## Data shown
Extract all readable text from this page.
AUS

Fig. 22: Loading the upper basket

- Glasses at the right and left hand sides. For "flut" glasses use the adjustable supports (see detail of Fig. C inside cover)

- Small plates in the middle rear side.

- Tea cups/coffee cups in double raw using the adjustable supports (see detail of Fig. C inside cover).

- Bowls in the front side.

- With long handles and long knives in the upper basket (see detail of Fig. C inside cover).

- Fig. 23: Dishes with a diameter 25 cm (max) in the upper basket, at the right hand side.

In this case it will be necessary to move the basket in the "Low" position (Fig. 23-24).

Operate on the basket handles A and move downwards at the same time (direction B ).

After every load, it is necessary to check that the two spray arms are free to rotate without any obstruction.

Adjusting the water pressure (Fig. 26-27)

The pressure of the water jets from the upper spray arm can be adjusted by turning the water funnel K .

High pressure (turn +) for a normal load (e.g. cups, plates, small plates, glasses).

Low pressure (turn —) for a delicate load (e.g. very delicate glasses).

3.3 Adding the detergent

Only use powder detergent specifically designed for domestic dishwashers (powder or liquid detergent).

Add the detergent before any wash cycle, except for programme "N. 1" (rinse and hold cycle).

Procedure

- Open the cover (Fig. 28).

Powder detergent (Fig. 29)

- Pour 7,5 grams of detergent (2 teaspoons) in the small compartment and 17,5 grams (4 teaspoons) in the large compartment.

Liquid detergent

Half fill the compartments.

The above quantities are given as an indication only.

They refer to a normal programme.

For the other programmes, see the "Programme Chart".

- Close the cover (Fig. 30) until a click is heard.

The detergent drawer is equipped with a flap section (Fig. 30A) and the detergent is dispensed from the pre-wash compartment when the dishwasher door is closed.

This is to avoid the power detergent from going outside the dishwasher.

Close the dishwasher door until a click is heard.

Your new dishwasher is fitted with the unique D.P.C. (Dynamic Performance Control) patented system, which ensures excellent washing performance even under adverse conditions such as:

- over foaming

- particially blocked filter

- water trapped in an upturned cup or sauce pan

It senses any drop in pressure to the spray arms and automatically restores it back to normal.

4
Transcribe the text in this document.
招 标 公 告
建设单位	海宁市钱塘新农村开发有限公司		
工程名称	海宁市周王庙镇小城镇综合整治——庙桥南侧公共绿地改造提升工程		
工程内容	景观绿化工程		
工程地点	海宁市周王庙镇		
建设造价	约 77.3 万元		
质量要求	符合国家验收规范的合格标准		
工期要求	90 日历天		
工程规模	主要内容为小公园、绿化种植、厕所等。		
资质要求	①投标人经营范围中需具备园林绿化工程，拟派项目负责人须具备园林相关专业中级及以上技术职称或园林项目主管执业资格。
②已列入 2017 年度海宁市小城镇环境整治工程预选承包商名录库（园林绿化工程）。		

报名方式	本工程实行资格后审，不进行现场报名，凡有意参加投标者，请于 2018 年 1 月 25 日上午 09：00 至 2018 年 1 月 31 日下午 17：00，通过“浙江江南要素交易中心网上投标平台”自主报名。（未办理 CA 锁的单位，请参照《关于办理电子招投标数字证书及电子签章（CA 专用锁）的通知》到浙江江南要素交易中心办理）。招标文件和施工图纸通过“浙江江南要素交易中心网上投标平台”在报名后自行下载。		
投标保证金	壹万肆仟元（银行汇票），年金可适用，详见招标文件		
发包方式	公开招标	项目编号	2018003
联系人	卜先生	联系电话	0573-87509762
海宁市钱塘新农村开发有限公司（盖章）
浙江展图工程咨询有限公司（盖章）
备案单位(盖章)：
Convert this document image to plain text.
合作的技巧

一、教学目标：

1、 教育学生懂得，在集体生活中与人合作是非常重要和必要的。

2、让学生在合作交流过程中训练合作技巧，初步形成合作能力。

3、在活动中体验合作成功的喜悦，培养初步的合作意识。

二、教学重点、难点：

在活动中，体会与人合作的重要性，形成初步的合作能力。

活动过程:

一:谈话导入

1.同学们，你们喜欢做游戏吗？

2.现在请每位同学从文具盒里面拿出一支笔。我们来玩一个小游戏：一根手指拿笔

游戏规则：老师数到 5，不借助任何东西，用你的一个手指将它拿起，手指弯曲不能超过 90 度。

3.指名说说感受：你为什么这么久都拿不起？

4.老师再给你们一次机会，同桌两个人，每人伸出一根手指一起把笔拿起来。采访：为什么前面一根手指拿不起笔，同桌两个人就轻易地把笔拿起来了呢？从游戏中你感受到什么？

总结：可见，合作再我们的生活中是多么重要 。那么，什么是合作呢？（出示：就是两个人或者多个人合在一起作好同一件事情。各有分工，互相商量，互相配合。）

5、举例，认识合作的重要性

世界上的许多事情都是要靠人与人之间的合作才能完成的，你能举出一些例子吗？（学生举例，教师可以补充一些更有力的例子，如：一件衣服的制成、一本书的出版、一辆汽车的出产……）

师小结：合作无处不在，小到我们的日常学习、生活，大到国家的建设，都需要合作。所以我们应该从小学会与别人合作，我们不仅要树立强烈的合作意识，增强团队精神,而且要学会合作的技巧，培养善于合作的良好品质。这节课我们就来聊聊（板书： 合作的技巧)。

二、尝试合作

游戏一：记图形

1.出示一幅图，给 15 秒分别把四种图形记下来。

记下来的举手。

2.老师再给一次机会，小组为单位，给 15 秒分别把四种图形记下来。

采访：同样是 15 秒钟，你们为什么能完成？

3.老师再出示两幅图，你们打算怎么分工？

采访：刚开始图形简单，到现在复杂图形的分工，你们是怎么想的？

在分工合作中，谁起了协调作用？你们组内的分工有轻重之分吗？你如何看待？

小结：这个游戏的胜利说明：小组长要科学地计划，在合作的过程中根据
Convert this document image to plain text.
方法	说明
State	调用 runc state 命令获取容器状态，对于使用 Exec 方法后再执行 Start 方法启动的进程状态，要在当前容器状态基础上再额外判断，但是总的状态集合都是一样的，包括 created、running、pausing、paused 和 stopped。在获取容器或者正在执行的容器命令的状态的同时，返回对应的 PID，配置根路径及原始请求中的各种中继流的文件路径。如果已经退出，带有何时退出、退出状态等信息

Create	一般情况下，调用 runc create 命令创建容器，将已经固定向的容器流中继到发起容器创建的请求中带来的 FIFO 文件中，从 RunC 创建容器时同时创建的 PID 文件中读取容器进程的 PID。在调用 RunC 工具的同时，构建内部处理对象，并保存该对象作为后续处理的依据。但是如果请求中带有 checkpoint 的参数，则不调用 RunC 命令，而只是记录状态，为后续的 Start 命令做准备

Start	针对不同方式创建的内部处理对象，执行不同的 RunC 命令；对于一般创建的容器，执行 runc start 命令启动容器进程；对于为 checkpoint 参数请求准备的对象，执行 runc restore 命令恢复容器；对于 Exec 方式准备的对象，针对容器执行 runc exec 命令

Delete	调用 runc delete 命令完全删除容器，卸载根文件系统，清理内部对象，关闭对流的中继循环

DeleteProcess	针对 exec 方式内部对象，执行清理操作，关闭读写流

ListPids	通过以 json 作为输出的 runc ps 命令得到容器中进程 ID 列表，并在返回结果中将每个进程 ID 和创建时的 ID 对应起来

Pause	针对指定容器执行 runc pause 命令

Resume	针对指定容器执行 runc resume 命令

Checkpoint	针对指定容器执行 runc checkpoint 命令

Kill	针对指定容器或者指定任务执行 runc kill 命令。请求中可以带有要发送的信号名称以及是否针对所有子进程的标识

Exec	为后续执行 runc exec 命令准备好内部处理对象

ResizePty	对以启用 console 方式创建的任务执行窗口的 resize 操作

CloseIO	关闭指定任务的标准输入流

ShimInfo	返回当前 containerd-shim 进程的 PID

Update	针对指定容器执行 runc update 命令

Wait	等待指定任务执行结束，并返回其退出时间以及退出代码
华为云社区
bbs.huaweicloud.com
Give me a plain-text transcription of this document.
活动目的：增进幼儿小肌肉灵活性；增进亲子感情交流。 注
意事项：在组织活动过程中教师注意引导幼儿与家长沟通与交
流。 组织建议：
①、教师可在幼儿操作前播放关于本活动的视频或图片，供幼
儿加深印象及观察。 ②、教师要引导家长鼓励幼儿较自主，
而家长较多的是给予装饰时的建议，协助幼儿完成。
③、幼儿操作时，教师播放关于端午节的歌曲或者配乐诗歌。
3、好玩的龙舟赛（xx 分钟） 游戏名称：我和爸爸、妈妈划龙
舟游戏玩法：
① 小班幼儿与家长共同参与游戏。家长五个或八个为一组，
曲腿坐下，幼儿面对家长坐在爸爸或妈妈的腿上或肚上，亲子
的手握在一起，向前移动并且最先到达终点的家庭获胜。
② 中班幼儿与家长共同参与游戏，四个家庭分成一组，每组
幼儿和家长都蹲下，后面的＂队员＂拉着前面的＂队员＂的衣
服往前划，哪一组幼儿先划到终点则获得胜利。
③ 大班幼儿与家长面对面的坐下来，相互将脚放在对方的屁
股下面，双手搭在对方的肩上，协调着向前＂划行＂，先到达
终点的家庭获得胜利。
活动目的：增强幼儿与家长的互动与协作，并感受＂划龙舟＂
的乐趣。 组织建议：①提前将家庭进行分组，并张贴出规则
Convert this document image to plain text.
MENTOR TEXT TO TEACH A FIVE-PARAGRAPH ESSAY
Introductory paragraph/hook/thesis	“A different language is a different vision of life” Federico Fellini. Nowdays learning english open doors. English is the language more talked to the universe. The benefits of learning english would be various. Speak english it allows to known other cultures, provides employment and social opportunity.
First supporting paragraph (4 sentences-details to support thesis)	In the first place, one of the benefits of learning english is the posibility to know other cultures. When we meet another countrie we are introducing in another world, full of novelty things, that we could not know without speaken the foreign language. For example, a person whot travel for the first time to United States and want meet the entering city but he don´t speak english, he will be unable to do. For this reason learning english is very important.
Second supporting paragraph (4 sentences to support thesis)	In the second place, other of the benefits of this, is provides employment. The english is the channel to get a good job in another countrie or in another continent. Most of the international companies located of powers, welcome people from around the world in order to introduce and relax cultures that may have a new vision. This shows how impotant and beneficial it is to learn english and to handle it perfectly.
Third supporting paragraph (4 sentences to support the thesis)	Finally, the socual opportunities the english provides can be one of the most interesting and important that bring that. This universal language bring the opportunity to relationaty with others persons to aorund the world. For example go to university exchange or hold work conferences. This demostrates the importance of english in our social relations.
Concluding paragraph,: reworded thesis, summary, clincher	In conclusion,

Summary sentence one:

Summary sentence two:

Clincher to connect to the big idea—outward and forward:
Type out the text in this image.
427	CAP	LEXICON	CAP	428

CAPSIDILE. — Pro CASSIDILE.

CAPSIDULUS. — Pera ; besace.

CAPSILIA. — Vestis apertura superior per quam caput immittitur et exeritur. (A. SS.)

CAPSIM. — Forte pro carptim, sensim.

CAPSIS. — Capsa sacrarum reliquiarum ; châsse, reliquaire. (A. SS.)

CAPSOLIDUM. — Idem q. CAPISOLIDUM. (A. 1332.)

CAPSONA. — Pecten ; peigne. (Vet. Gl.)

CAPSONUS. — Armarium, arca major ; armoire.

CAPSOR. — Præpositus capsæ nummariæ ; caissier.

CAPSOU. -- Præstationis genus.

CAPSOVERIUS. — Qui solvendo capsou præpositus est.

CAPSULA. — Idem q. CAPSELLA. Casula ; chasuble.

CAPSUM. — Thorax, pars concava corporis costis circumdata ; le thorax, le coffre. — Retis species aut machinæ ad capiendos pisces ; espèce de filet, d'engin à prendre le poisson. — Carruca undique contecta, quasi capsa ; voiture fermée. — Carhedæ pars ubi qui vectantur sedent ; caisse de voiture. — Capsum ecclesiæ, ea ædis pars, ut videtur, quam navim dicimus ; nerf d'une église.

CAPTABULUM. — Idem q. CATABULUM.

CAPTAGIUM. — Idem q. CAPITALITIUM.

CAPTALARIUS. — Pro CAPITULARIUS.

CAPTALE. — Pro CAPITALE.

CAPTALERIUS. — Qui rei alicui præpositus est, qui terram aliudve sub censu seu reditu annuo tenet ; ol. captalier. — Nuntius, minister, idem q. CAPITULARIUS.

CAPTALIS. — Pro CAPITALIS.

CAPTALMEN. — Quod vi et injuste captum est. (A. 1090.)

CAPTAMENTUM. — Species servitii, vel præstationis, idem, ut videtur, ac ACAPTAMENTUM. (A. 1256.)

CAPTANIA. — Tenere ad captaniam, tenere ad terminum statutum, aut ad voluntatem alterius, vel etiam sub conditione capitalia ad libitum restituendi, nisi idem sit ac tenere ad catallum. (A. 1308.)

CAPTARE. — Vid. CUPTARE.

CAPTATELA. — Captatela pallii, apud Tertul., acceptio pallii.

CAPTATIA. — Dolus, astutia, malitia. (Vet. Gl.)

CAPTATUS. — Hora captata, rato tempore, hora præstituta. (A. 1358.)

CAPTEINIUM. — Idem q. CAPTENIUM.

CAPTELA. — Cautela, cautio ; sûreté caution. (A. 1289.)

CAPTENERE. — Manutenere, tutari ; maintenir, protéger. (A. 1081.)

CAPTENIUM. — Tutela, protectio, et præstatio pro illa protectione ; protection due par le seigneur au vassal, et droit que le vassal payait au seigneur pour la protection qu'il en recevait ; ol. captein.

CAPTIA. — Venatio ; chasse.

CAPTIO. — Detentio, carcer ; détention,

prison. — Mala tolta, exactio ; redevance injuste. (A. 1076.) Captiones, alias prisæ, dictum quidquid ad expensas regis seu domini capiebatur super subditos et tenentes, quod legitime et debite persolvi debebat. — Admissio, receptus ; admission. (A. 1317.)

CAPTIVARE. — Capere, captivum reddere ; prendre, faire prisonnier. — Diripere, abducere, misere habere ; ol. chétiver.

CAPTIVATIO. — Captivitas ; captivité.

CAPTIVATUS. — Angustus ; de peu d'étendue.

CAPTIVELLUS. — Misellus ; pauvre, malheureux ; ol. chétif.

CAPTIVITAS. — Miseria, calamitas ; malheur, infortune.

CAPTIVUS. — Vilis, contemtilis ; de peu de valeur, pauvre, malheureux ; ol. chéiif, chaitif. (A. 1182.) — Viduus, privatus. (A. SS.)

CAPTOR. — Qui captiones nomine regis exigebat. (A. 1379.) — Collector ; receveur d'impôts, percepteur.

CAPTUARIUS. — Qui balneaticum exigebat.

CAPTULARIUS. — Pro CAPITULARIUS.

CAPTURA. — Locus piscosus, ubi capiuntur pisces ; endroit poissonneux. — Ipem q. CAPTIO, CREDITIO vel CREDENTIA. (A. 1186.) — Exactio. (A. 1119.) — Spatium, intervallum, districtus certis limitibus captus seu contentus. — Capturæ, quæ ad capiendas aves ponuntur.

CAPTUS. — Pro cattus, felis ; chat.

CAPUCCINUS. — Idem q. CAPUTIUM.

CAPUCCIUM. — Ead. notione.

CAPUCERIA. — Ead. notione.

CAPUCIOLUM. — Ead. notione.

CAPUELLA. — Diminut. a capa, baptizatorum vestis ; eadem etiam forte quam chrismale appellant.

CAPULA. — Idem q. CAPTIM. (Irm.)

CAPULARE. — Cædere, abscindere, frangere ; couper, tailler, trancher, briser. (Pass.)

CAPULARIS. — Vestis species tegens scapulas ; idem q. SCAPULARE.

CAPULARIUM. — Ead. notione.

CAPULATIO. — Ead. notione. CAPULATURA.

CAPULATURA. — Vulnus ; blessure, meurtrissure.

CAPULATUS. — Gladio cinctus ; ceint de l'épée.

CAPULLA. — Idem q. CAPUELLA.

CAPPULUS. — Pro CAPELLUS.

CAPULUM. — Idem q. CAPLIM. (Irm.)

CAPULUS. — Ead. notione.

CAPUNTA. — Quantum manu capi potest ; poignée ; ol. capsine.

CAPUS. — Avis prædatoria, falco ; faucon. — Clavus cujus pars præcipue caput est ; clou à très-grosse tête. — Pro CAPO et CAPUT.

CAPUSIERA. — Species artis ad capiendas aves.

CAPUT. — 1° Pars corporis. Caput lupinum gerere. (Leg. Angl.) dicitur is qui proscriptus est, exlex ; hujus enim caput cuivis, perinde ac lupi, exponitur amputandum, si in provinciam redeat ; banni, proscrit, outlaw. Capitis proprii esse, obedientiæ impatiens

## What is asked
Scan the entries above for the word "place" and collect each line holding it.

## Finished task
First supporting paragraph (4 sentences-details to support thesis)	In the first place, one of the benefits of learning english is the posibility to know other cultures. When we meet another countrie we are introducing in another world, full of novelty things, that we could not know without speaken the foreign language. For example, a person whot travel for the first time to United States and want meet the entering city but he don´t speak english, he will be unable to do. For this reason learning english is very important.
Second supporting paragraph (4 sentences to support thesis)	In the second place, other of the benefits of this, is provides employment. The english is the channel to get a good job in another countrie or in another continent. Most of the international companies located of powers, welcome people from around the world in order to introduce and relax cultures that may have a new vision. This shows how impotant and beneficial it is to learn english and to handle it perfectly.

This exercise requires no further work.